▸ **Prompt**
Your task is to copy the listing exactly. Drop any pictures from the copy.

▸ **Data entries**
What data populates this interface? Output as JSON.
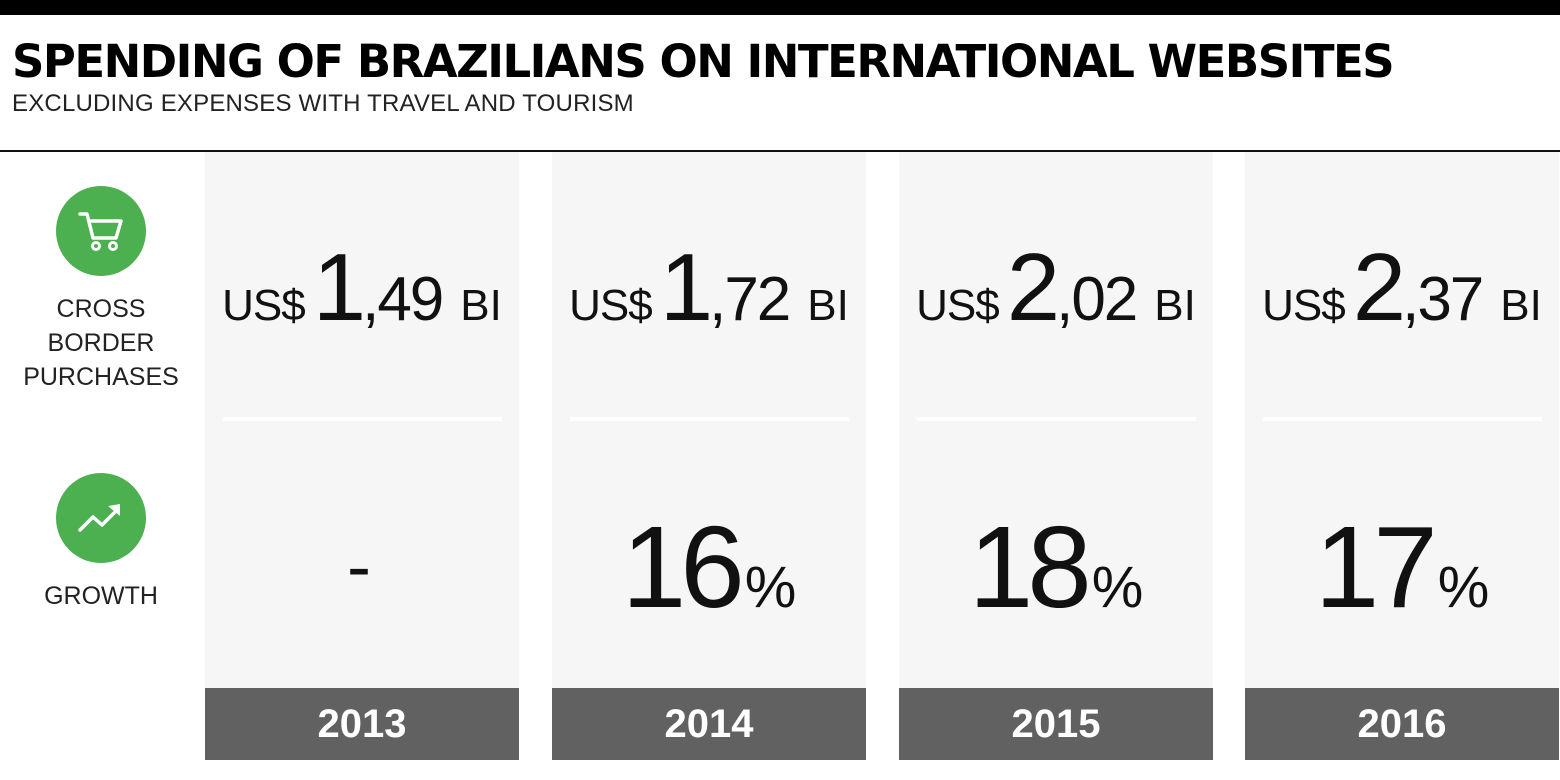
{
  "header": {
    "title": "SPENDING OF BRAZILIANS ON INTERNATIONAL WEBSITES",
    "subtitle": "EXCLUDING EXPENSES WITH TRAVEL AND TOURISM"
  },
  "rows": {
    "purchases": {
      "label_lines": [
        "CROSS",
        "BORDER",
        "PURCHASES"
      ],
      "icon": "shopping-cart-icon"
    },
    "growth": {
      "label": "GROWTH",
      "icon": "trending-up-icon"
    }
  },
  "colors": {
    "accent": "#4caf50",
    "column_bg": "#f6f6f6",
    "year_bar": "#616161"
  },
  "chart_data": {
    "type": "table",
    "title": "SPENDING OF BRAZILIANS ON INTERNATIONAL WEBSITES",
    "subtitle": "EXCLUDING EXPENSES WITH TRAVEL AND TOURISM",
    "columns": [
      {
        "year": "2013",
        "currency": "US$",
        "int": "1",
        "dec": ",49",
        "unit": "BI",
        "value": 1.49,
        "growth": "-",
        "growth_pct": "",
        "growth_value": null
      },
      {
        "year": "2014",
        "currency": "US$",
        "int": "1",
        "dec": ",72",
        "unit": "BI",
        "value": 1.72,
        "growth": "16",
        "growth_pct": "%",
        "growth_value": 16
      },
      {
        "year": "2015",
        "currency": "US$",
        "int": "2",
        "dec": ",02",
        "unit": "BI",
        "value": 2.02,
        "growth": "18",
        "growth_pct": "%",
        "growth_value": 18
      },
      {
        "year": "2016",
        "currency": "US$",
        "int": "2",
        "dec": ",37",
        "unit": "BI",
        "value": 2.37,
        "growth": "17",
        "growth_pct": "%",
        "growth_value": 17
      }
    ]
  }
}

▸ **Full answer**
What data populates this interface? Output as JSON.
{
  "header": {
    "title": "SPENDING OF BRAZILIANS ON INTERNATIONAL WEBSITES",
    "subtitle": "EXCLUDING EXPENSES WITH TRAVEL AND TOURISM"
  },
  "rows": {
    "purchases": {
      "label_lines": [
        "CROSS",
        "BORDER",
        "PURCHASES"
      ],
      "icon": "shopping-cart-icon"
    },
    "growth": {
      "label": "GROWTH",
      "icon": "trending-up-icon"
    }
  },
  "colors": {
    "accent": "#4caf50",
    "column_bg": "#f6f6f6",
    "year_bar": "#616161"
  },
  "chart_data": {
    "type": "table",
    "title": "SPENDING OF BRAZILIANS ON INTERNATIONAL WEBSITES",
    "subtitle": "EXCLUDING EXPENSES WITH TRAVEL AND TOURISM",
    "columns": [
      {
        "year": "2013",
        "currency": "US$",
        "int": "1",
        "dec": ",49",
        "unit": "BI",
        "value": 1.49,
        "growth": "-",
        "growth_pct": "",
        "growth_value": null
      },
      {
        "year": "2014",
        "currency": "US$",
        "int": "1",
        "dec": ",72",
        "unit": "BI",
        "value": 1.72,
        "growth": "16",
        "growth_pct": "%",
        "growth_value": 16
      },
      {
        "year": "2015",
        "currency": "US$",
        "int": "2",
        "dec": ",02",
        "unit": "BI",
        "value": 2.02,
        "growth": "18",
        "growth_pct": "%",
        "growth_value": 18
      },
      {
        "year": "2016",
        "currency": "US$",
        "int": "2",
        "dec": ",37",
        "unit": "BI",
        "value": 2.37,
        "growth": "17",
        "growth_pct": "%",
        "growth_value": 17
      }
    ]
  }
}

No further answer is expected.